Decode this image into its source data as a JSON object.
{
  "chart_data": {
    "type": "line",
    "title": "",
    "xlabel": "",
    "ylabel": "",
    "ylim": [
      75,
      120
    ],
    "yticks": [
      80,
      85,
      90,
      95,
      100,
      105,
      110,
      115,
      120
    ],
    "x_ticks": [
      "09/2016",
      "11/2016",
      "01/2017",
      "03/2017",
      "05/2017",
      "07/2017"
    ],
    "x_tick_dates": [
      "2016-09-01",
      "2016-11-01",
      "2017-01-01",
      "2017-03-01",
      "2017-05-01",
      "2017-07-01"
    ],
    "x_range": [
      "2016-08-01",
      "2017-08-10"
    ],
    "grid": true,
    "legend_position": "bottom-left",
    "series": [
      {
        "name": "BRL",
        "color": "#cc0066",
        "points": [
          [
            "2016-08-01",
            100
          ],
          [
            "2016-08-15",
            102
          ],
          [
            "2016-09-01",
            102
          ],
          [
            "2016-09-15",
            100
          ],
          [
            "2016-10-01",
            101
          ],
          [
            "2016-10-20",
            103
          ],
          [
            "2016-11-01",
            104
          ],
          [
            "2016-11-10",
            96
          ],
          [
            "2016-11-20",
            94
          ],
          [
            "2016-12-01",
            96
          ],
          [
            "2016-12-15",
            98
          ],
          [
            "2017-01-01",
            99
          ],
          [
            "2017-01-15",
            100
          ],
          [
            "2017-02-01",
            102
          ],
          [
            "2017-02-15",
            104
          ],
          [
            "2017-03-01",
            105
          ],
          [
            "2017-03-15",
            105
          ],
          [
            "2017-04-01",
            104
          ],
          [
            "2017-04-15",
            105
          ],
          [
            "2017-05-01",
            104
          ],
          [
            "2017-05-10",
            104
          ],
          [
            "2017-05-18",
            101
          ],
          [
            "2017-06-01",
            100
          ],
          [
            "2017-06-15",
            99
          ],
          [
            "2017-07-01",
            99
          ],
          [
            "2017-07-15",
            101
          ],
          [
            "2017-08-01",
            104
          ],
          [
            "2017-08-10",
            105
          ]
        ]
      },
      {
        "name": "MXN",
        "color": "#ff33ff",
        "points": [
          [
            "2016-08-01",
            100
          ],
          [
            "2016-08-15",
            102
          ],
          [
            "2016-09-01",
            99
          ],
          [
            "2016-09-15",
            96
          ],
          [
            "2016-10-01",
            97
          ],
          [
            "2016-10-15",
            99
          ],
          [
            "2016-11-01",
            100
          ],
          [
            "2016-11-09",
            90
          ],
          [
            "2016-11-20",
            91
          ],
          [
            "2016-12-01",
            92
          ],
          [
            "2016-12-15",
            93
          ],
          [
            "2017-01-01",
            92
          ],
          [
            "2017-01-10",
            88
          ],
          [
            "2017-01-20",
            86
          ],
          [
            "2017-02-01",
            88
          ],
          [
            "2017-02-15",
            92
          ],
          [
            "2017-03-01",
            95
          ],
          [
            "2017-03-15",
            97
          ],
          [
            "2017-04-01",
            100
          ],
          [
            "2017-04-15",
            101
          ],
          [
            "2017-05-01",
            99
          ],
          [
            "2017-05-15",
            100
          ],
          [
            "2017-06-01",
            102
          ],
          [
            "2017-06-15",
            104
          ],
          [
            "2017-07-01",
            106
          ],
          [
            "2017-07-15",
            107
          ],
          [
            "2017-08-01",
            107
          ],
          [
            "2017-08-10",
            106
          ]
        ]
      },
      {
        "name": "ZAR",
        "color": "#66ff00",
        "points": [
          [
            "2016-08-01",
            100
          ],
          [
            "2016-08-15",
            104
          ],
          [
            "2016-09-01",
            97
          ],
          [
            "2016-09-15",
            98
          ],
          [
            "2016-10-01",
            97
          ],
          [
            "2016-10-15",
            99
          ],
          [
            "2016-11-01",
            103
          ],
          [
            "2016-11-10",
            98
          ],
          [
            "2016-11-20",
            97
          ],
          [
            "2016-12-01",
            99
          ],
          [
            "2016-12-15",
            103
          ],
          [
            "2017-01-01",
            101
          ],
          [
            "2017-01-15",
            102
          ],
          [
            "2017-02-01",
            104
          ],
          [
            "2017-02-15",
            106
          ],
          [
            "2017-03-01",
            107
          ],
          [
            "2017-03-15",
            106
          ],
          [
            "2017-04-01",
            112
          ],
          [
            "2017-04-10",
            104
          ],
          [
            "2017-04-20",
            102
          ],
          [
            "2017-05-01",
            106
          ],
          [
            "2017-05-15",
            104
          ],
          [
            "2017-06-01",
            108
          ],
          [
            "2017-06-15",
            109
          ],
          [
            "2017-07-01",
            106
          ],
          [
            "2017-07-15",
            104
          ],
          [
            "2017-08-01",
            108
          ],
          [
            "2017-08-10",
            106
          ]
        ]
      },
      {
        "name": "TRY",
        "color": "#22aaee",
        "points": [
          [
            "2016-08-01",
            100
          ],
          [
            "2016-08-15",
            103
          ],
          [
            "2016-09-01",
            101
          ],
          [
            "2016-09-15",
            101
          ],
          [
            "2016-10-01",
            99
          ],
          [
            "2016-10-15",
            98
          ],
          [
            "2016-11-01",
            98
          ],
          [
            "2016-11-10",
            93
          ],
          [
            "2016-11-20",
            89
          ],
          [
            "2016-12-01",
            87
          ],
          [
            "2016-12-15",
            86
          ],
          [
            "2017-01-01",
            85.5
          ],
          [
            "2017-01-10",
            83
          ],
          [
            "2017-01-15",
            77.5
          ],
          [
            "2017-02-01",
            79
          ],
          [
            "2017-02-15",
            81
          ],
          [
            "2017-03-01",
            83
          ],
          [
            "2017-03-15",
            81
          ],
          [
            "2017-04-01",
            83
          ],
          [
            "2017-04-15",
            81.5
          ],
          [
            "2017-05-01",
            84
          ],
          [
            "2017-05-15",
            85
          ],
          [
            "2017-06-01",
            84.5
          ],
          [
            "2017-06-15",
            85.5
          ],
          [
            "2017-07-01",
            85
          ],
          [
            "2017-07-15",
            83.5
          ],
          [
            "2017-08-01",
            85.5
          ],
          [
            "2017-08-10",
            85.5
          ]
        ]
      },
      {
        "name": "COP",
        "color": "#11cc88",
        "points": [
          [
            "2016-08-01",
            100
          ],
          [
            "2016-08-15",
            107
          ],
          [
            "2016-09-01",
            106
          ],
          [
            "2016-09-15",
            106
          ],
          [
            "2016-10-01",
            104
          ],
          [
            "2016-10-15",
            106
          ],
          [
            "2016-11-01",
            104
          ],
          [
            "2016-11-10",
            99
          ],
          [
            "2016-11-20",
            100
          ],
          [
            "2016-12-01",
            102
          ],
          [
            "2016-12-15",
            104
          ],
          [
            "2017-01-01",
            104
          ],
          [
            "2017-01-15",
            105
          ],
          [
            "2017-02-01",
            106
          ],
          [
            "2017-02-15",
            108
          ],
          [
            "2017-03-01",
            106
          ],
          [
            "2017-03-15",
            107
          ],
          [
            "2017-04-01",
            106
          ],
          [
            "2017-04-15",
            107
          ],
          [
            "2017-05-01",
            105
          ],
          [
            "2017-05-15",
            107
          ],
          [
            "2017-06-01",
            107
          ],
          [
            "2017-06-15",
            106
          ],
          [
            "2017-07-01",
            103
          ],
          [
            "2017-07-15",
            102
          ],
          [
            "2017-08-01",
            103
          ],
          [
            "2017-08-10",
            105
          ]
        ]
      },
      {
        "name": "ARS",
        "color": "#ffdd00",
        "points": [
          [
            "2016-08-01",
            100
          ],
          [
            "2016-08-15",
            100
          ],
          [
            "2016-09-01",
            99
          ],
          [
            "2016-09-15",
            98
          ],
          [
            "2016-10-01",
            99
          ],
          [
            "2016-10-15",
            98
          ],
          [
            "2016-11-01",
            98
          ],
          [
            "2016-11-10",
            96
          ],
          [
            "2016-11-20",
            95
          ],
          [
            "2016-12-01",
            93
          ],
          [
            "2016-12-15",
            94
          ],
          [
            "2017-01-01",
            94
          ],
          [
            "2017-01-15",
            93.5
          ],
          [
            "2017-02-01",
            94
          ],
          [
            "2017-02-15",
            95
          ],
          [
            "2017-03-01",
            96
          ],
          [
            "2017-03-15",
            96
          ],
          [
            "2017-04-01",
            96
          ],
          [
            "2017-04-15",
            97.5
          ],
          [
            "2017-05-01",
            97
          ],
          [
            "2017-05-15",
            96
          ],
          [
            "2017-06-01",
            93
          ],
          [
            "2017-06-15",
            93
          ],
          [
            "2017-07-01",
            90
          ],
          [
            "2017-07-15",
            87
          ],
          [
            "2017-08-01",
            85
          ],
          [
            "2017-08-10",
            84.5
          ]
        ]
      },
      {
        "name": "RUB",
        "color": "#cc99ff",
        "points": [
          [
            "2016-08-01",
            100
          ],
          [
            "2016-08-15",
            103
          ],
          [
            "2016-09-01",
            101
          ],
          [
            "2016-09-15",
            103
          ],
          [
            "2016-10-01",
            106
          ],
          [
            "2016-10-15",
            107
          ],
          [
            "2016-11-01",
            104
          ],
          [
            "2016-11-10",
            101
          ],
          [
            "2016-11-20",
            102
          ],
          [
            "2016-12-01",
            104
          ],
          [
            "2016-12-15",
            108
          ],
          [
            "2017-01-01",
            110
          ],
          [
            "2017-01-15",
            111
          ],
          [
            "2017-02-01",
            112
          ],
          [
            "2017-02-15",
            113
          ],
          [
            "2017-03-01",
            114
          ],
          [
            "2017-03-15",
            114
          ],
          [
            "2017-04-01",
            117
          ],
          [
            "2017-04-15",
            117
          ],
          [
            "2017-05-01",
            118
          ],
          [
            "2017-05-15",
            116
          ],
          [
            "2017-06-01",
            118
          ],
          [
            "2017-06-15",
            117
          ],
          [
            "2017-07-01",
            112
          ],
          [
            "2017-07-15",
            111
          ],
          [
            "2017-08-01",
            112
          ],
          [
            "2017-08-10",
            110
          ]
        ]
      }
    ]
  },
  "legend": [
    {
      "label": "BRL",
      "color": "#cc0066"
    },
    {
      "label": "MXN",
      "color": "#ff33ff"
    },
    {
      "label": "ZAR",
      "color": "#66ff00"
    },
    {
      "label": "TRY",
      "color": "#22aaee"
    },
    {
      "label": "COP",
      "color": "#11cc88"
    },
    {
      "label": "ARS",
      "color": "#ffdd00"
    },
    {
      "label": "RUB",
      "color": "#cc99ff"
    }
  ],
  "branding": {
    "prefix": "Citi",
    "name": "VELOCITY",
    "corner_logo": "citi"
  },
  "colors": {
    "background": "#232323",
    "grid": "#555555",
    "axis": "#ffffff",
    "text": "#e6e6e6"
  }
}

________________________

Task statement
All lines above with "name" in them should be returned.

Response to this exercise
        "name": "BRL",
        "name": "MXN",
        "name": "ZAR",
        "name": "TRY",
        "name": "COP",
        "name": "ARS",
        "name": "RUB",
    "name": "VELOCITY",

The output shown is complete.